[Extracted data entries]
-*-
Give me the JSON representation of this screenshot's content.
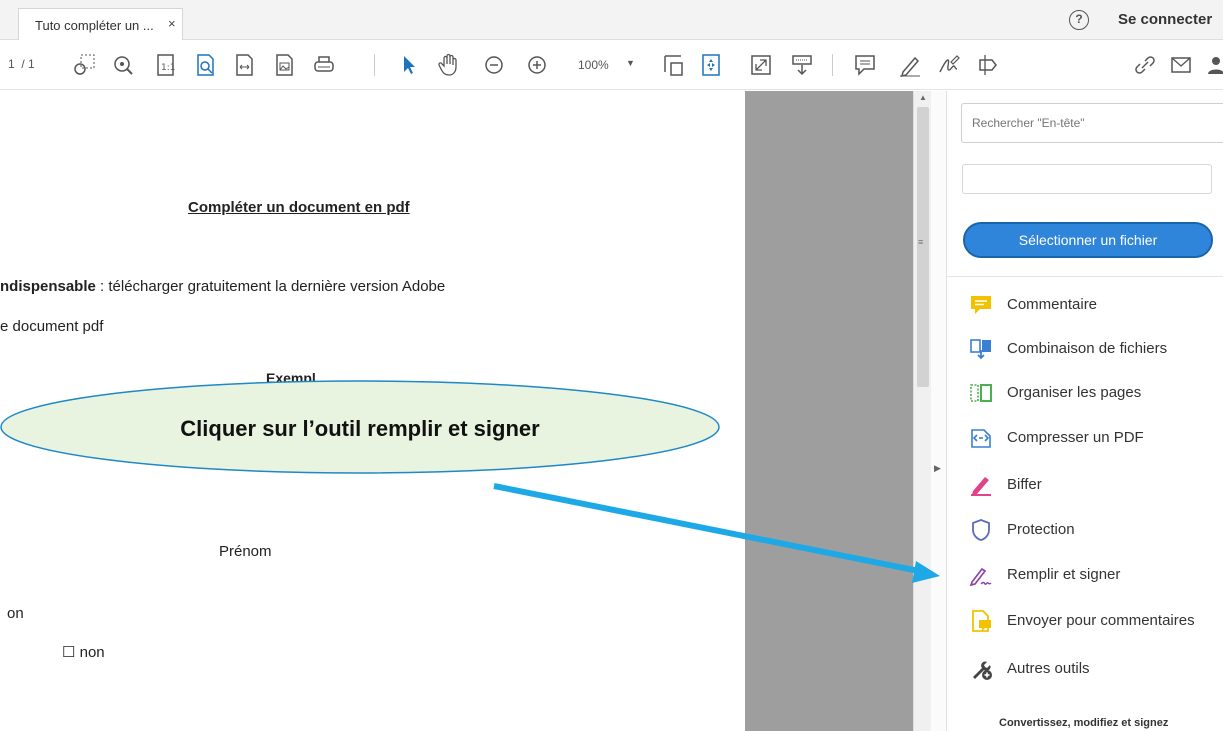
{
  "tab": {
    "title": "Tuto compléter un ...",
    "close": "×"
  },
  "header": {
    "help": "?",
    "signin": "Se connecter"
  },
  "toolbar": {
    "page_current": "1",
    "page_total": "/ 1",
    "zoom": "100%",
    "zoom_caret": "▼"
  },
  "document": {
    "title": "Compléter un document en pdf",
    "line1_bold": "ndispensable",
    "line1_rest": " : télécharger gratuitement la dernière version Adobe",
    "line2": "e document pdf",
    "partial_heading": "Exempl",
    "prenom": "Prénom",
    "on": "on",
    "checkbox_glyph": "☐",
    "non": "non"
  },
  "panel": {
    "search_placeholder": "Rechercher \"En-tête\"",
    "select_file": "Sélectionner un fichier",
    "tools": [
      {
        "label": "Commentaire",
        "icon": "comment-icon",
        "color": "#f2c200"
      },
      {
        "label": "Combinaison de fichiers",
        "icon": "combine-files-icon",
        "color": "#3b7fd4"
      },
      {
        "label": "Organiser les pages",
        "icon": "organize-pages-icon",
        "color": "#4caf50"
      },
      {
        "label": "Compresser un PDF",
        "icon": "compress-pdf-icon",
        "color": "#3b7fd4"
      },
      {
        "label": "Biffer",
        "icon": "redact-icon",
        "color": "#e0438a"
      },
      {
        "label": "Protection",
        "icon": "shield-icon",
        "color": "#5c6bc0"
      },
      {
        "label": "Remplir et signer",
        "icon": "fill-sign-icon",
        "color": "#8e44ad"
      },
      {
        "label": "Envoyer pour commentaires",
        "icon": "send-review-icon",
        "color": "#f2c200"
      },
      {
        "label": "Autres outils",
        "icon": "more-tools-icon",
        "color": "#444444"
      }
    ],
    "footer": "Convertissez, modifiez et signez"
  },
  "callout": {
    "text": "Cliquer sur l’outil remplir et signer",
    "fill": "#e8f4df",
    "stroke": "#1e88c8",
    "arrow_color": "#1ea9e6"
  }
}
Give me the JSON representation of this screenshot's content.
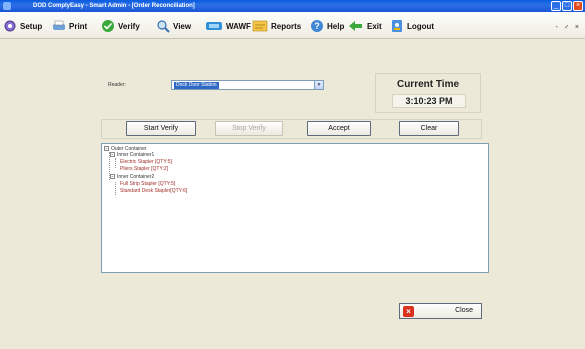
{
  "window": {
    "title": "DOD ComplyEasy - Smart Admin - [Order Reconciliation]",
    "controls": [
      "_",
      "□",
      "×"
    ],
    "mdi_controls": "- ♂ ×"
  },
  "toolbar": {
    "items": [
      {
        "label": "Setup",
        "icon": "setup-icon"
      },
      {
        "label": "Print",
        "icon": "print-icon"
      },
      {
        "label": "Verify",
        "icon": "verify-icon"
      },
      {
        "label": "View",
        "icon": "view-icon"
      },
      {
        "label": "WAWF",
        "icon": "wawf-icon"
      },
      {
        "label": "Reports",
        "icon": "reports-icon"
      },
      {
        "label": "Help",
        "icon": "help-icon"
      },
      {
        "label": "Exit",
        "icon": "exit-icon"
      },
      {
        "label": "Logout",
        "icon": "logout-icon"
      }
    ]
  },
  "reader": {
    "label": "Reader:",
    "selected": "Dock Door Station"
  },
  "current_time": {
    "title": "Current Time",
    "value": "3:10:23 PM"
  },
  "actions": {
    "start_verify": "Start Verify",
    "stop_verify": "Stop Verify",
    "accept": "Accept",
    "clear": "Clear"
  },
  "tree": {
    "root": "Outer Container",
    "groups": [
      {
        "label": "Inner Container1",
        "items": [
          "Electric Stapler [QTY:5]",
          "Pliers Stapler [QTY:2]"
        ]
      },
      {
        "label": "Inner Container2",
        "items": [
          "Full Strip Stapler [QTY:5]",
          "Standard Desk Stapler[QTY:6]"
        ]
      }
    ]
  },
  "close_button": {
    "label": "Close"
  }
}
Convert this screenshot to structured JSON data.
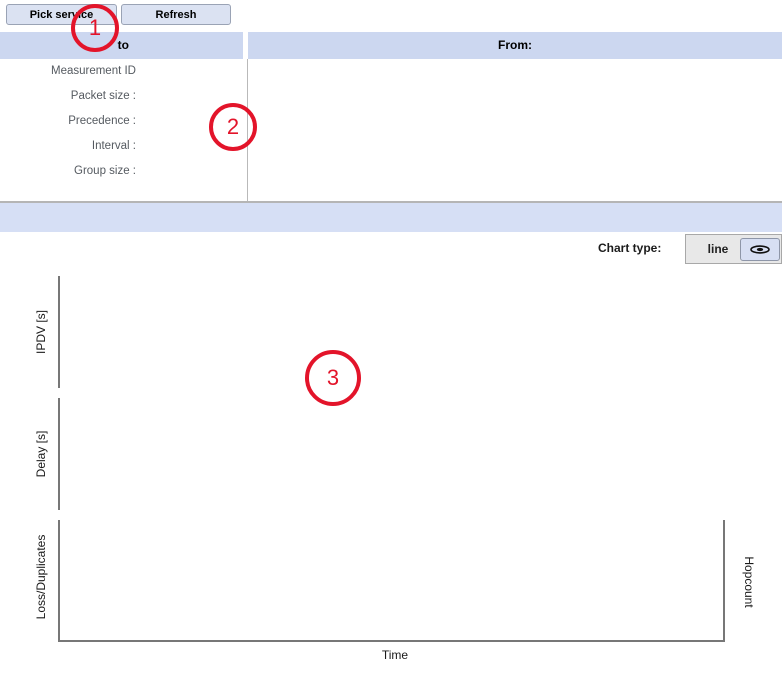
{
  "toolbar": {
    "pick_service_label": "Pick service",
    "refresh_label": "Refresh"
  },
  "header": {
    "left_label": "to",
    "right_label": "From:"
  },
  "form": {
    "labels": [
      "Measurement ID",
      "Packet size :",
      "Precedence :",
      "Interval :",
      "Group size :"
    ]
  },
  "chart_type": {
    "label": "Chart type:",
    "selected": "line",
    "dropdown_icon": "lens-diamond-icon",
    "options": [
      "line"
    ]
  },
  "chart_data": {
    "type": "line",
    "title": "",
    "xlabel": "Time",
    "x": [],
    "series": [],
    "panels": [
      {
        "ylabel": "IPDV [s]",
        "values": []
      },
      {
        "ylabel": "Delay [s]",
        "values": []
      },
      {
        "ylabel": "Loss/Duplicates",
        "values": []
      }
    ],
    "secondary_ylabel": "Hopcount",
    "grid": false,
    "legend": "none",
    "empty": true
  },
  "annotations": {
    "color": "#e3142a",
    "markers": [
      {
        "label": "1"
      },
      {
        "label": "2"
      },
      {
        "label": "3"
      }
    ]
  }
}
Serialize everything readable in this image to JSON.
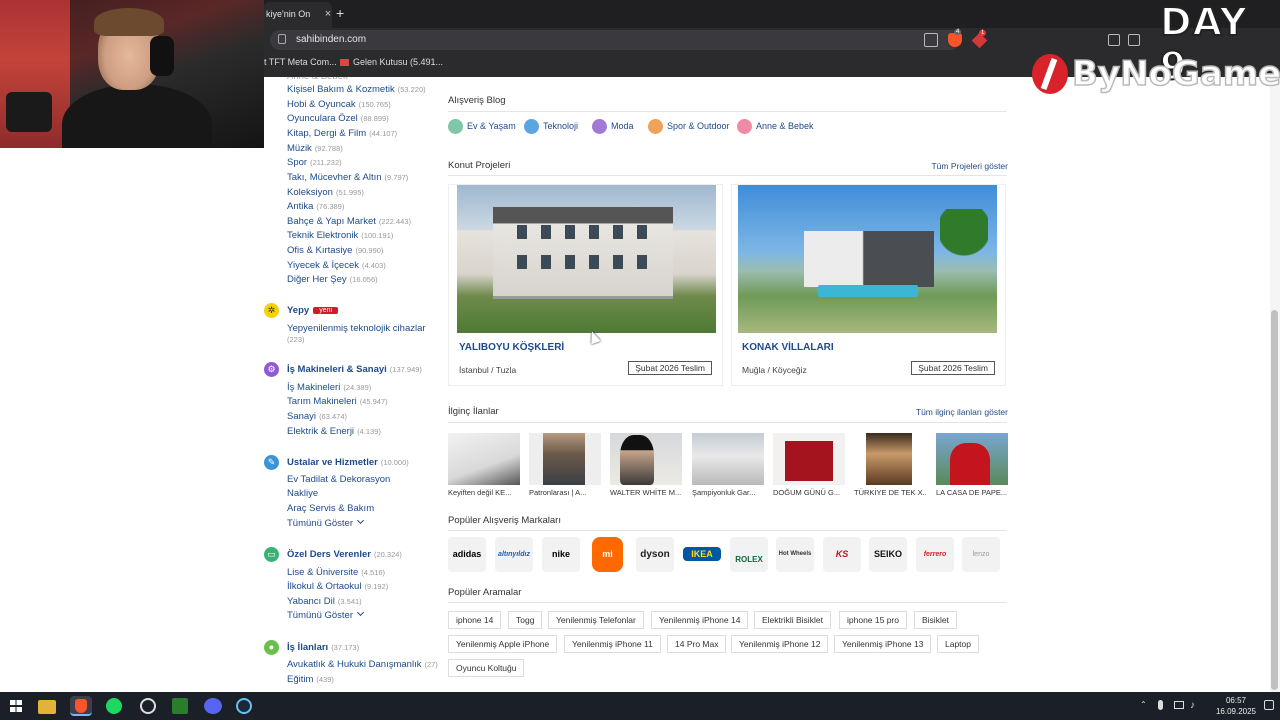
{
  "browser": {
    "tab_title": "kiye'nin On",
    "tab_close": "×",
    "new_tab": "+",
    "url": "sahibinden.com",
    "brave_badge": "4",
    "rewards_badge": "1",
    "bookmarks": [
      {
        "label": "t TFT Meta Com..."
      },
      {
        "label": "Gelen Kutusu (5.491..."
      }
    ]
  },
  "overlay": {
    "day": "DAY 9",
    "logo_text": "ByNoGame"
  },
  "sidebar": {
    "top_links": [
      {
        "label": "Kişisel Bakım & Kozmetik",
        "count": "(53.220)"
      },
      {
        "label": "Hobi & Oyuncak",
        "count": "(150.765)"
      },
      {
        "label": "Oyunculara Özel",
        "count": "(88.899)"
      },
      {
        "label": "Kitap, Dergi & Film",
        "count": "(44.107)"
      },
      {
        "label": "Müzik",
        "count": "(92.788)"
      },
      {
        "label": "Spor",
        "count": "(211.232)"
      },
      {
        "label": "Takı, Mücevher & Altın",
        "count": "(9.797)"
      },
      {
        "label": "Koleksiyon",
        "count": "(51.995)"
      },
      {
        "label": "Antika",
        "count": "(76.389)"
      },
      {
        "label": "Bahçe & Yapı Market",
        "count": "(222.443)"
      },
      {
        "label": "Teknik Elektronik",
        "count": "(100.191)"
      },
      {
        "label": "Ofis & Kırtasiye",
        "count": "(90.990)"
      },
      {
        "label": "Yiyecek & İçecek",
        "count": "(4.403)"
      },
      {
        "label": "Diğer Her Şey",
        "count": "(16.056)"
      }
    ],
    "yepy": {
      "title": "Yepy",
      "badge": "yeni",
      "link": "Yepyenilenmiş teknolojik cihazlar",
      "count": "(223)"
    },
    "is_makineleri": {
      "title": "İş Makineleri & Sanayi",
      "count": "(137.949)",
      "links": [
        {
          "label": "İş Makineleri",
          "count": "(24.389)"
        },
        {
          "label": "Tarım Makineleri",
          "count": "(45.947)"
        },
        {
          "label": "Sanayi",
          "count": "(63.474)"
        },
        {
          "label": "Elektrik & Enerji",
          "count": "(4.139)"
        }
      ]
    },
    "ustalar": {
      "title": "Ustalar ve Hizmetler",
      "count": "(10.000)",
      "links": [
        {
          "label": "Ev Tadilat & Dekorasyon"
        },
        {
          "label": "Nakliye"
        },
        {
          "label": "Araç Servis & Bakım"
        }
      ],
      "more": "Tümünü Göster"
    },
    "ozel_ders": {
      "title": "Özel Ders Verenler",
      "count": "(20.324)",
      "links": [
        {
          "label": "Lise & Üniversite",
          "count": "(4.516)"
        },
        {
          "label": "İlkokul & Ortaokul",
          "count": "(9.192)"
        },
        {
          "label": "Yabancı Dil",
          "count": "(3.541)"
        }
      ],
      "more": "Tümünü Göster"
    },
    "is_ilanlari": {
      "title": "İş İlanları",
      "count": "(37.173)",
      "links": [
        {
          "label": "Avukatlık & Hukuki Danışmanlık",
          "count": "(27)"
        },
        {
          "label": "Eğitim",
          "count": "(439)"
        }
      ]
    }
  },
  "main": {
    "blog": {
      "title": "Alışveriş Blog",
      "items": [
        {
          "label": "Ev & Yaşam",
          "color": "#7fc7a8"
        },
        {
          "label": "Teknoloji",
          "color": "#5aa6e0"
        },
        {
          "label": "Moda",
          "color": "#a27ad6"
        },
        {
          "label": "Spor & Outdoor",
          "color": "#f0a15a"
        },
        {
          "label": "Anne & Bebek",
          "color": "#f08aa5"
        }
      ]
    },
    "projects": {
      "title": "Konut Projeleri",
      "link": "Tüm Projeleri göster",
      "items": [
        {
          "name": "YALIBOYU KÖŞKLERİ",
          "location": "İstanbul / Tuzla",
          "badge": "Şubat 2026 Teslim"
        },
        {
          "name": "KONAK VİLLALARI",
          "location": "Muğla / Köyceğiz",
          "badge": "Şubat 2026 Teslim"
        }
      ]
    },
    "interesting": {
      "title": "İlginç İlanlar",
      "link": "Tüm ilginç ilanları göster",
      "items": [
        {
          "caption": "Keyiften değil KE..."
        },
        {
          "caption": "Patronlarası | A..."
        },
        {
          "caption": "WALTER WHİTE M..."
        },
        {
          "caption": "Şampiyonluk Gar..."
        },
        {
          "caption": "DOĞUM GÜNÜ G..."
        },
        {
          "caption": "TÜRKİYE DE TEK X..."
        },
        {
          "caption": "LA CASA DE PAPE..."
        }
      ]
    },
    "brands": {
      "title": "Popüler Alışveriş Markaları",
      "items": [
        {
          "label": "adidas",
          "color": "#000000"
        },
        {
          "label": "altınyıldız",
          "color": "#1c5fb0"
        },
        {
          "label": "nike",
          "color": "#000000"
        },
        {
          "label": "mi",
          "color": "#ff6900"
        },
        {
          "label": "dyson",
          "color": "#222222"
        },
        {
          "label": "IKEA",
          "color": "#0058a3"
        },
        {
          "label": "ROLEX",
          "color": "#0a6b3c"
        },
        {
          "label": "Hot Wheels",
          "color": "#333333"
        },
        {
          "label": "KS",
          "color": "#c0102a"
        },
        {
          "label": "SEIKO",
          "color": "#111111"
        },
        {
          "label": "ferrero",
          "color": "#d41f2b"
        },
        {
          "label": "lenzo",
          "color": "#999999"
        }
      ]
    },
    "searches": {
      "title": "Popüler Aramalar",
      "rows": [
        [
          "iphone 14",
          "Togg",
          "Yenilenmiş Telefonlar",
          "Yenilenmiş iPhone 14",
          "Elektrikli Bisiklet",
          "iphone 15 pro",
          "Bisiklet"
        ],
        [
          "Yenilenmiş Apple iPhone",
          "Yenilenmiş iPhone 11",
          "14 Pro Max",
          "Yenilenmiş iPhone 12",
          "Yenilenmiş iPhone 13",
          "Laptop"
        ],
        [
          "Oyuncu Koltuğu"
        ]
      ]
    }
  },
  "taskbar": {
    "time": "06:57",
    "date": "16.09.2025"
  }
}
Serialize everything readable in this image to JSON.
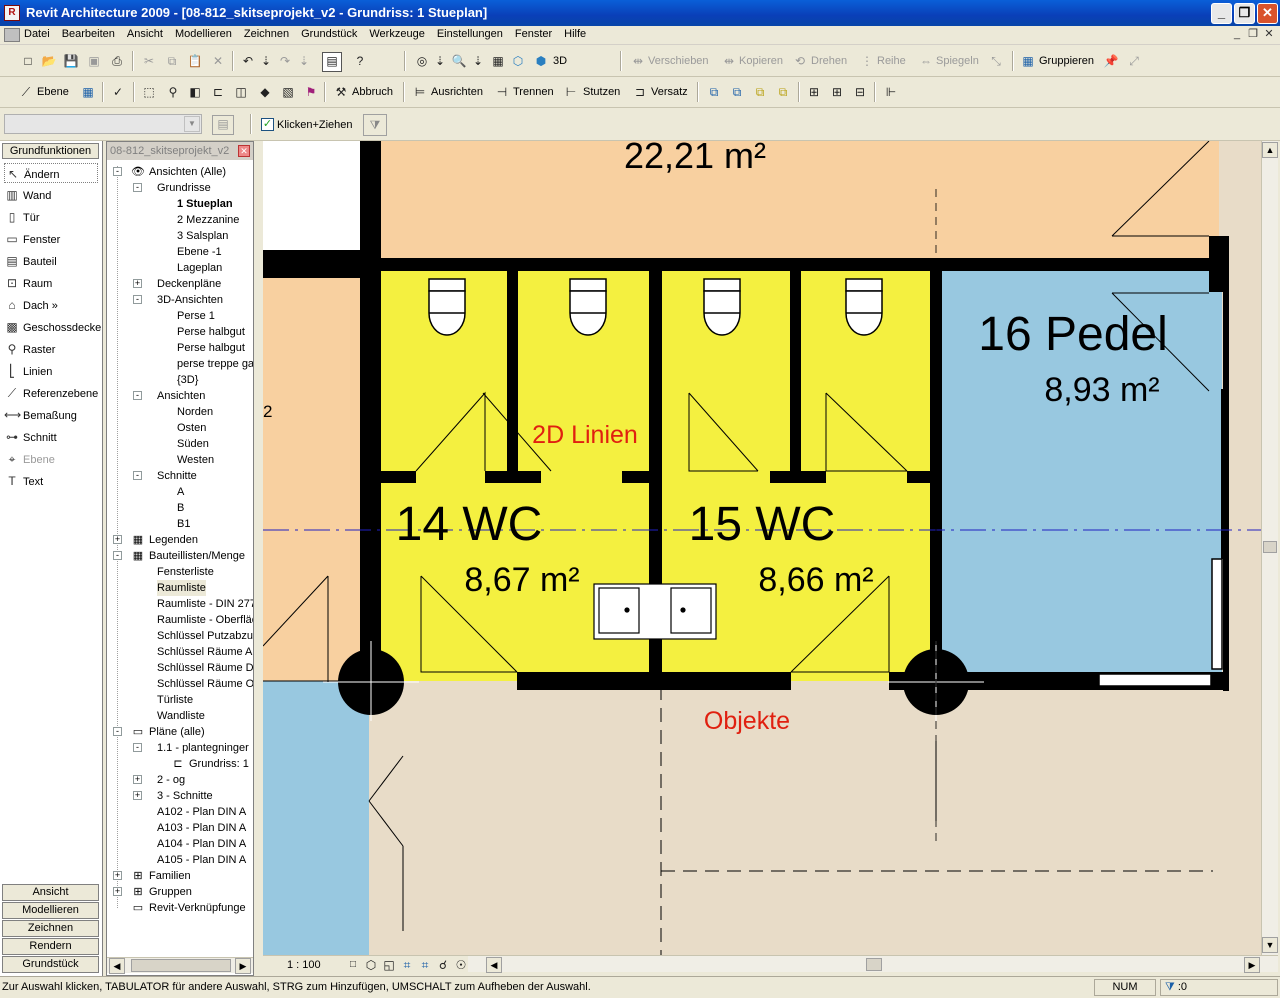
-*-
- _What you are asked to do_
Copy out every line holding the string "location".

- _The output_
          "location": "İstanbul / Tuzla",
          "location": "Muğla / Köyceğiz",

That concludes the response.